TEXTO FORNECIDO:
# Bentinho com 1 tonelada de casmurrice



## Vanda

*Com 1 tonelada de posts nada casmurros, Dom Casmurro 

vem abrilhantar nosso fórum com elegância, equilíbrio 

e muito senso!

Que venham mais 1000 posts machadianos logo 

logo.

A comunidade toda lhe agradece.

Temos muita sorte em contar com você no

nosso meio!
*​*
*


----------



## Macunaíma

PARABÉNS ao nosso _perfect Brazilian gentleman . _Sempre equilibrado mas nunca em cima do muro. 

É um grande prazer ter você lá no fórum, sempre arrematando as discussões com a sua inteligência e precisão (como a gente diz em Minas: _a gente vai rasgando e você vem costurando_ ).

Até os 2000 !


----------



## coolbrowne

E, se me permitem, à inteligência e precisão gostaria de acrescentar a criatividade, que sempre nos leva a aprender mais.

INSTRUÇÕES:
[A] Reproduza em lista numerada, sem linhas em branco, tudo o que vai da linha da listagem que contém "legend: Protected Deprotected" até o fim da listagem, com as duas pontas incluídas, e deixe as imagens de fora, por favor.
[B] Continue a conversa do fórum que homenageia Dom Casmurro pelos 1000 posts, a partir da última mensagem mostrada.
A conversa do fórum e a listagem não têm nenhuma relação entre si.

(Itens armazenados de uma coleção)
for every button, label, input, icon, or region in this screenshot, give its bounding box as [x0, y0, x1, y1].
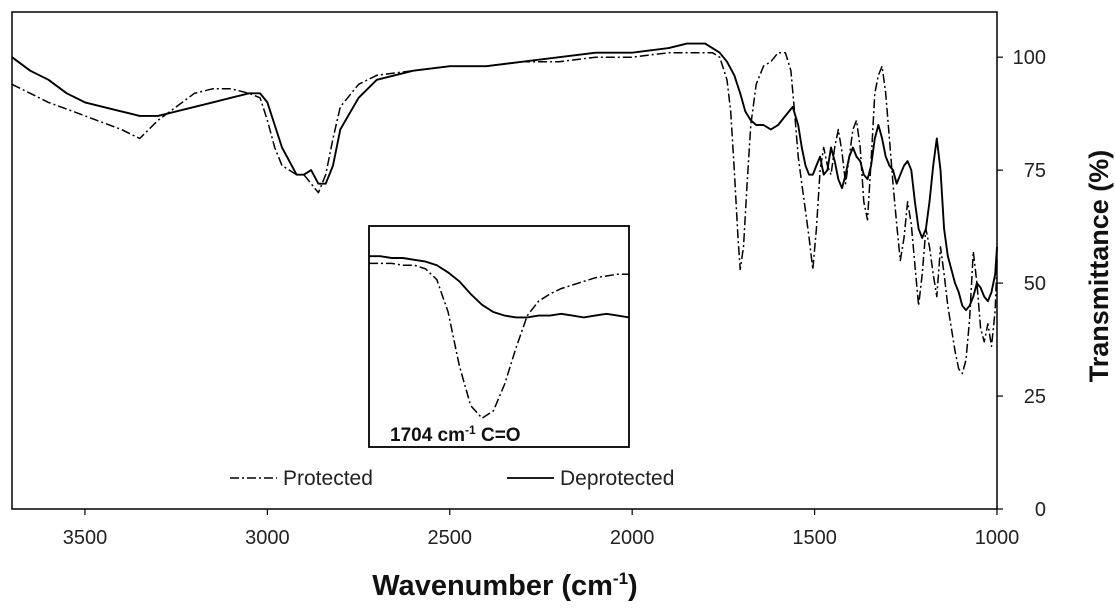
legend: Protected Deprotected — [230, 467, 674, 490]
x-axis-title-main: Wavenumber (cm — [372, 570, 613, 602]
series-line-deprotected — [11, 42, 998, 312]
x-tick-label: 3000 — [245, 527, 290, 549]
inset-frame — [368, 225, 630, 448]
inset-annotation-tail: C=O — [476, 425, 521, 446]
legend-label-deprotected: Deprotected — [560, 467, 674, 490]
y-tick-label: 100 — [1013, 47, 1046, 69]
inset-annotation-sup: -1 — [465, 423, 476, 437]
inset-annotation-main: 1704 cm — [390, 425, 465, 446]
y-axis: 0 25 50 75 100 — [997, 47, 1046, 521]
x-tick-label: 1500 — [792, 527, 837, 549]
y-tick-label: 0 — [1035, 499, 1046, 521]
series-layer — [11, 42, 998, 375]
x-axis-title-close: ) — [628, 570, 638, 602]
y-tick-label: 25 — [1024, 386, 1046, 408]
inset-line-deprotected — [369, 255, 630, 319]
x-tick-label: 1000 — [975, 527, 1020, 549]
x-axis-title-sup: -1 — [613, 569, 628, 588]
x-tick-label: 2000 — [610, 527, 655, 549]
legend-label-protected: Protected — [283, 467, 373, 490]
y-tick-label: 75 — [1024, 160, 1046, 182]
x-axis-title: Wavenumber (cm-1) — [372, 569, 637, 602]
inset-layer — [369, 255, 630, 420]
x-tick-label: 3500 — [63, 527, 108, 549]
x-tick-label: 2500 — [428, 527, 473, 549]
inset-annotation: 1704 cm-1 C=O — [390, 423, 521, 446]
x-axis: 3500 3000 2500 2000 1500 1000 — [63, 509, 1020, 549]
y-tick-label: 50 — [1024, 273, 1046, 295]
y-axis-title: Transmittance (%) — [1084, 150, 1114, 383]
inset: 1704 cm-1 C=O — [368, 225, 630, 448]
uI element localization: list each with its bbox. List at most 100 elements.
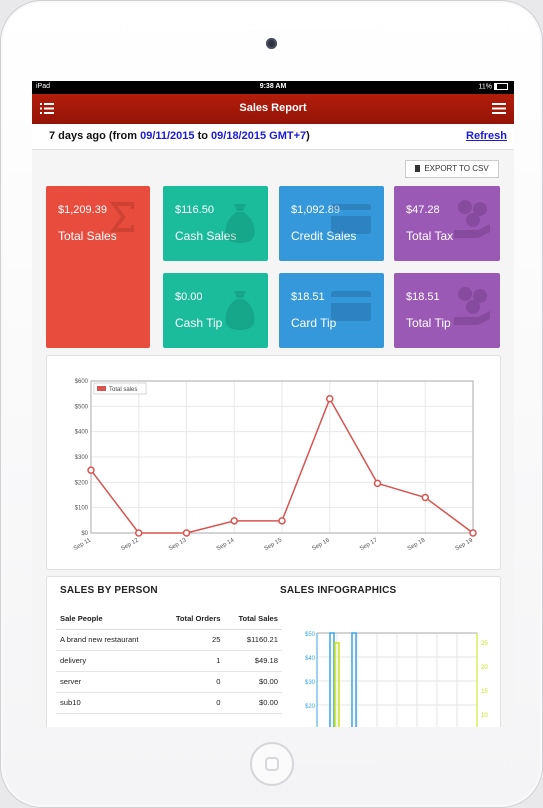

PROBLEMAS RESOLVIDOS:
[A]
1. legend: Protected Deprotected — [230, 467, 674, 490]
2. x-axis-title-main: Wavenumber (cm — [372, 570, 613, 602]
3. series-line-deprotected — [11, 42, 998, 312]
4. x-tick-label: 3000 — [245, 527, 290, 549]
5. inset-frame — [368, 225, 630, 448]
6. inset-annotation-tail: C=O — [476, 425, 521, 446]
7. legend-label-deprotected: Deprotected — [560, 467, 674, 490]
8. y-tick-label: 100 — [1013, 47, 1046, 69]
9. inset-annotation-sup: -1 — [465, 423, 476, 437]
10. inset-annotation-main: 1704 cm — [390, 425, 465, 446]
11. y-axis: 0 25 50 75 100 — [997, 47, 1046, 521]
12. x-tick-label: 1500 — [792, 527, 837, 549]
13. y-tick-label: 0 — [1035, 499, 1046, 521]
14. series-layer — [11, 42, 998, 375]
15. x-axis-title-close: ) — [628, 570, 638, 602]
16. y-tick-label: 25 — [1024, 386, 1046, 408]
17. inset-line-deprotected — [369, 255, 630, 319]
18. x-tick-label: 1000 — [975, 527, 1020, 549]
19. x-axis-title-sup: -1 — [613, 569, 628, 588]
20. x-tick-label: 2000 — [610, 527, 655, 549]
21. legend-label-protected: Protected — [283, 467, 373, 490]
22. y-tick-label: 75 — [1024, 160, 1046, 182]
23. x-axis-title: Wavenumber (cm-1) — [372, 569, 637, 602]
24. inset-layer — [369, 255, 630, 420]
25. x-tick-label: 3500 — [63, 527, 108, 549]
26. x-tick-label: 2500 — [428, 527, 473, 549]
27. inset-annotation: 1704 cm-1 C=O — [390, 423, 521, 446]
28. x-axis: 3500 3000 2500 2000 1500 1000 — [63, 509, 1020, 549]
29. y-tick-label: 50 — [1024, 273, 1046, 295]
30. y-axis-title: Transmittance (%) — [1084, 150, 1114, 383]
31. inset: 1704 cm-1 C=O — [368, 225, 630, 448]
32. uI element localization: list each with its bbox. List at most 100 elements.

[B]
Que o ilustre *tricolor* continue a prestigiar e abrilhantar este foro por outro milhar, e outro, e outros mais...


----------



## Carfer

Só posso subscrever, com um abraço e o meu muito obrigado pela contribuição que nos deu e continuará a dar.


----------



## olivinha

É fluminense (aliás seu único defeito ) mas é gente boa. 

Parabéns, querido Dom, desde a primeira discussão que tivemos saquei que você de casmurro teria muito pouco.
É realmente um prazer e sempre enriquecedor conversar, discutir, trocar ideias, rir e aprender com você.
So keep up the good work!

Um beijo,
O


----------



## Denis555

Valeu Dom, parece que foi ontem que trocávamos PM's sobre a Polônia
Meus parabéns, continue nos ajudando com os seus _insights*_.

*Usando uma palavra usada na Psicologia:
Dicionário Michaelis
in.sight
_sm Psicol _*1* Poder de discernimento e compreensão das coisas. *2* Conhecimento intuitivo repentino para a solução de um problema.


----------



## almufadado

Podem até lhe chamar de Bentinho!
Você que é Brasileiro de gema.
Mas quando vai de por um dentinho
Você é Bentão em cada tema !

Podem até lhe chamar de Bentinho !
Você, esgrimista de palavras, 
Haja ou não, abre sempre caminho
nos threads com as suas lavras !

Podem até te chamar de Bentinho !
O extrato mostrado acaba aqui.